Copy whichever lines contain the string "sota".
** start Records for the exercise **
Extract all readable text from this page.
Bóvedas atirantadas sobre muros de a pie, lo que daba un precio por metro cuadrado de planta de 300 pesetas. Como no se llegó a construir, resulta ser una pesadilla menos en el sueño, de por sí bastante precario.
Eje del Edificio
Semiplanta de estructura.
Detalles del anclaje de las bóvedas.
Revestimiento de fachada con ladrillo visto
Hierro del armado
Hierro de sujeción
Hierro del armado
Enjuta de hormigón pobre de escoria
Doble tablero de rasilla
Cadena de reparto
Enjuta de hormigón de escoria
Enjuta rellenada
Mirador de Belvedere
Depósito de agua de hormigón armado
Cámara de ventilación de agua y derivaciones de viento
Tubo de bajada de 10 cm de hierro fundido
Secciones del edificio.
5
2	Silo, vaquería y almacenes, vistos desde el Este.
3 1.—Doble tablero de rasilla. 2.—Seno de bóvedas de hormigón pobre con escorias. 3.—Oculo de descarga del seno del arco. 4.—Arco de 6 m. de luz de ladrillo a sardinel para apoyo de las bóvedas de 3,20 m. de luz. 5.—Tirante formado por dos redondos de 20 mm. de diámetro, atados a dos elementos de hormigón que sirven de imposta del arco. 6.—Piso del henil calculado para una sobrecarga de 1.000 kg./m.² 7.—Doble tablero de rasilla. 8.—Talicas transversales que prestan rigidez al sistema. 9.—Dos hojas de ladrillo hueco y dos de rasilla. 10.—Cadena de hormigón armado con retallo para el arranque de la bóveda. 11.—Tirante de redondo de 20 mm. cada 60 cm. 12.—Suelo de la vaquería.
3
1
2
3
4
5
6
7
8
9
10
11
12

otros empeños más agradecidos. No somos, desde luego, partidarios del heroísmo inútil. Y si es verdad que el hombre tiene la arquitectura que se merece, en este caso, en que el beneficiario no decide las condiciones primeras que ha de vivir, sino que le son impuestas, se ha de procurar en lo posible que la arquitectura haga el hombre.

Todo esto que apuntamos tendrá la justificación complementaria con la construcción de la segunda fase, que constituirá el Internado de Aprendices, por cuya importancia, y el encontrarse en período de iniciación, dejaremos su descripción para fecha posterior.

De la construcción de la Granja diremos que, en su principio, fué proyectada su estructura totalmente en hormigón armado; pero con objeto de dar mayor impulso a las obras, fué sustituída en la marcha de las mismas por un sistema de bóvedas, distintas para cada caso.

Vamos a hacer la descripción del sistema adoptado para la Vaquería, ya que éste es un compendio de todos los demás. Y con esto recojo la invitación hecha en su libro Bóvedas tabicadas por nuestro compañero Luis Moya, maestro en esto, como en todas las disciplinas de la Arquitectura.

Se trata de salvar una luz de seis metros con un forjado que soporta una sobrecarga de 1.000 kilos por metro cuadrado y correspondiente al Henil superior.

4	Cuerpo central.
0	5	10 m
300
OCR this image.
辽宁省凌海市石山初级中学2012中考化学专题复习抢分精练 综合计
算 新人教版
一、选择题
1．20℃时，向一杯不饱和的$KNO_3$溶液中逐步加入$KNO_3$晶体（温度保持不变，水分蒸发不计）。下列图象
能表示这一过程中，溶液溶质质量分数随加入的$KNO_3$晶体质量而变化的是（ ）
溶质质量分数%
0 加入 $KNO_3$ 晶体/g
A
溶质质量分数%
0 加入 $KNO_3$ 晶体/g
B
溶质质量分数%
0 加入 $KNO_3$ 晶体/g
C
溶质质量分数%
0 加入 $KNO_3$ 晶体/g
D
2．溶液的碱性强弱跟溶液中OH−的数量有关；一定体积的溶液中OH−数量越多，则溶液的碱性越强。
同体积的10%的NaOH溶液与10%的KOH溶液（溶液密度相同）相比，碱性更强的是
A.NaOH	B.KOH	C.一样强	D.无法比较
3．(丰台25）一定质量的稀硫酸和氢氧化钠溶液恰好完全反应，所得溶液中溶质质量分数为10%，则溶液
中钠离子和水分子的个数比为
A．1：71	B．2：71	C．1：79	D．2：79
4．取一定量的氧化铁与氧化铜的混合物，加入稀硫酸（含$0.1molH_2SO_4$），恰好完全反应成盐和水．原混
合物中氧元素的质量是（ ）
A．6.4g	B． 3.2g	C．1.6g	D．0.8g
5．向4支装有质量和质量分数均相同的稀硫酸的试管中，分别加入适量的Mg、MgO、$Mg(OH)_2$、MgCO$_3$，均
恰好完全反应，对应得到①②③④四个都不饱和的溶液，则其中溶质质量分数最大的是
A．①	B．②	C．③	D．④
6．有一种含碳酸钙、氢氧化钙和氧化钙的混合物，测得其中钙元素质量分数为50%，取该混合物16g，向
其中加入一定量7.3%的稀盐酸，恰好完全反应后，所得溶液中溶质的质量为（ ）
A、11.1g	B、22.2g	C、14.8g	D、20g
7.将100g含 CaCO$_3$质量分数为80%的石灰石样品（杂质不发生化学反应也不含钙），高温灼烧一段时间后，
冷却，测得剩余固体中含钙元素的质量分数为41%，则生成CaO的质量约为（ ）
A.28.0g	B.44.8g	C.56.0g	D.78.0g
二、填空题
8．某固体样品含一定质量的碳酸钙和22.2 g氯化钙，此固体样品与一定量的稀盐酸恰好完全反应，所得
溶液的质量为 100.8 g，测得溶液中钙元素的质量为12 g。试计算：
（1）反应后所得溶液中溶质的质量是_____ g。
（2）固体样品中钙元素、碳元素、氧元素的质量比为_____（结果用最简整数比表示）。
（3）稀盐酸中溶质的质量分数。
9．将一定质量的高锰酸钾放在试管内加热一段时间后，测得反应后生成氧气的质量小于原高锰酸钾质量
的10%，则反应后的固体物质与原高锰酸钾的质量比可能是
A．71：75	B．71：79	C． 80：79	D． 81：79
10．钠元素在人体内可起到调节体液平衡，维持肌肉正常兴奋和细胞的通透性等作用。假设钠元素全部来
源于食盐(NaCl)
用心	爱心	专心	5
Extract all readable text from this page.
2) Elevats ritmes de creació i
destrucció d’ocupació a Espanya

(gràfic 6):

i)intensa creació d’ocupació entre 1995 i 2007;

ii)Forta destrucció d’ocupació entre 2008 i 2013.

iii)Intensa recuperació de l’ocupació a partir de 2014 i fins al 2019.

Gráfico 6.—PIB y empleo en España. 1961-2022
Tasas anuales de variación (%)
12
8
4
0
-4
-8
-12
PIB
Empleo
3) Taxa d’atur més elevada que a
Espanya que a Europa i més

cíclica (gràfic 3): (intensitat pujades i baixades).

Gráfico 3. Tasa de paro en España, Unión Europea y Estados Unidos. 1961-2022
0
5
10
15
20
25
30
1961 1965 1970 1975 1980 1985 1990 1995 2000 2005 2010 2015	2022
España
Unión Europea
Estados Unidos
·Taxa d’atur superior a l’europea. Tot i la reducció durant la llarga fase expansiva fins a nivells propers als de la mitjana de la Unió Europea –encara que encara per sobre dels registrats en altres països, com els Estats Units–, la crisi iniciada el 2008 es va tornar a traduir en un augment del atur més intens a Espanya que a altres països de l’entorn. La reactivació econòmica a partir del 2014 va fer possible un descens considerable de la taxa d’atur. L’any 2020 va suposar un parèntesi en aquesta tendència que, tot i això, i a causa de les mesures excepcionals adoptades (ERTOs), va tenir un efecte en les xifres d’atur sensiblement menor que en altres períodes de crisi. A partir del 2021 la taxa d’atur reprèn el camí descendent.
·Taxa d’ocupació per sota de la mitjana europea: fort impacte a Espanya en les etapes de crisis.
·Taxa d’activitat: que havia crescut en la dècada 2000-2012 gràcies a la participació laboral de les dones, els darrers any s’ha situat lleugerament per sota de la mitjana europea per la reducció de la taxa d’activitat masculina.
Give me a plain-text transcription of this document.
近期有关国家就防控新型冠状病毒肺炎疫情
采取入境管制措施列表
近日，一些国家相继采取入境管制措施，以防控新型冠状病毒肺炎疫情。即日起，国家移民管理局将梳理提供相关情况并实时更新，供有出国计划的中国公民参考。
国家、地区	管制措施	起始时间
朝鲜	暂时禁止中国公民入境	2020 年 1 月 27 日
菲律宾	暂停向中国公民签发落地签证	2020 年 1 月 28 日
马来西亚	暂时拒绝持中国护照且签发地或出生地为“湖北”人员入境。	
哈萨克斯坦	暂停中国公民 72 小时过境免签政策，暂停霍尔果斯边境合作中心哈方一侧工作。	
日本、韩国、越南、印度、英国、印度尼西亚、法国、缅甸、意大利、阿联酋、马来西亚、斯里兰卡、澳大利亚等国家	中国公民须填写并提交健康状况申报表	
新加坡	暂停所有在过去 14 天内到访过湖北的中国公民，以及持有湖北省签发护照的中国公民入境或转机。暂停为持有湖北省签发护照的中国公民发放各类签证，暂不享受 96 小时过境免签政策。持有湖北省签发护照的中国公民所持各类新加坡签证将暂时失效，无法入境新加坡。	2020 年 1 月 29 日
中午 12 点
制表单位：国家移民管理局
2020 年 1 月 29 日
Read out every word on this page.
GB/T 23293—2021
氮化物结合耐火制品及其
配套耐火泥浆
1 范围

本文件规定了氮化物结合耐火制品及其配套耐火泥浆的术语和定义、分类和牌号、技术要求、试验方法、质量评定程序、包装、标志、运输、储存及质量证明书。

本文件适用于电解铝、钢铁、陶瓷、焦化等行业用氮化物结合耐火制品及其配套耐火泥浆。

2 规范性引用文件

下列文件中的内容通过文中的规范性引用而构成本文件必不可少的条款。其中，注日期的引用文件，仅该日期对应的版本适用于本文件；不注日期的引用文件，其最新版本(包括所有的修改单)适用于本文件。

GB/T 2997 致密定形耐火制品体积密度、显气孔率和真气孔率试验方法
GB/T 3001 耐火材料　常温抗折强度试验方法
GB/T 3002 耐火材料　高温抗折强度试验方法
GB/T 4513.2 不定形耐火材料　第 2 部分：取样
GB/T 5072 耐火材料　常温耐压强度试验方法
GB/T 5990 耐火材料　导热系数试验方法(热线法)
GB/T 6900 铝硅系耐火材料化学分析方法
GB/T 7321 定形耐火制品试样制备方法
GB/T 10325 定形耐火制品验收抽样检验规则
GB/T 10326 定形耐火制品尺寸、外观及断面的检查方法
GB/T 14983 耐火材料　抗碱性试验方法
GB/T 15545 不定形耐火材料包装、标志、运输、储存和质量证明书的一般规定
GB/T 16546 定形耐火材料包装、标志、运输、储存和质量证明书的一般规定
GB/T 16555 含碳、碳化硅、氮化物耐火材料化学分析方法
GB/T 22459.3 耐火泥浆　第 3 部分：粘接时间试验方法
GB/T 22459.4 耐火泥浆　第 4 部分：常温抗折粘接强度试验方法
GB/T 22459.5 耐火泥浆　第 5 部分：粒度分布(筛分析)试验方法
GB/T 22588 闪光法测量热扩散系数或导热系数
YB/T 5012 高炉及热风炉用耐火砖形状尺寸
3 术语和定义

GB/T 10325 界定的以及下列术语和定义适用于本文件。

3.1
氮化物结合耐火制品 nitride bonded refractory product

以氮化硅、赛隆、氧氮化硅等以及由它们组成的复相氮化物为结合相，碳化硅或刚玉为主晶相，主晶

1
** end Records for the exercise **
- **The reply**
·Taxa d’ocupació per sota de la mitjana europea: fort impacte a Espanya en les etapes de crisis.
·Taxa d’activitat: que havia crescut en la dècada 2000-2012 gràcies a la participació laboral de les dones, els darrers any s’ha situat lleugerament per sota de la mitjana europea per la reducció de la taxa d’activitat masculina.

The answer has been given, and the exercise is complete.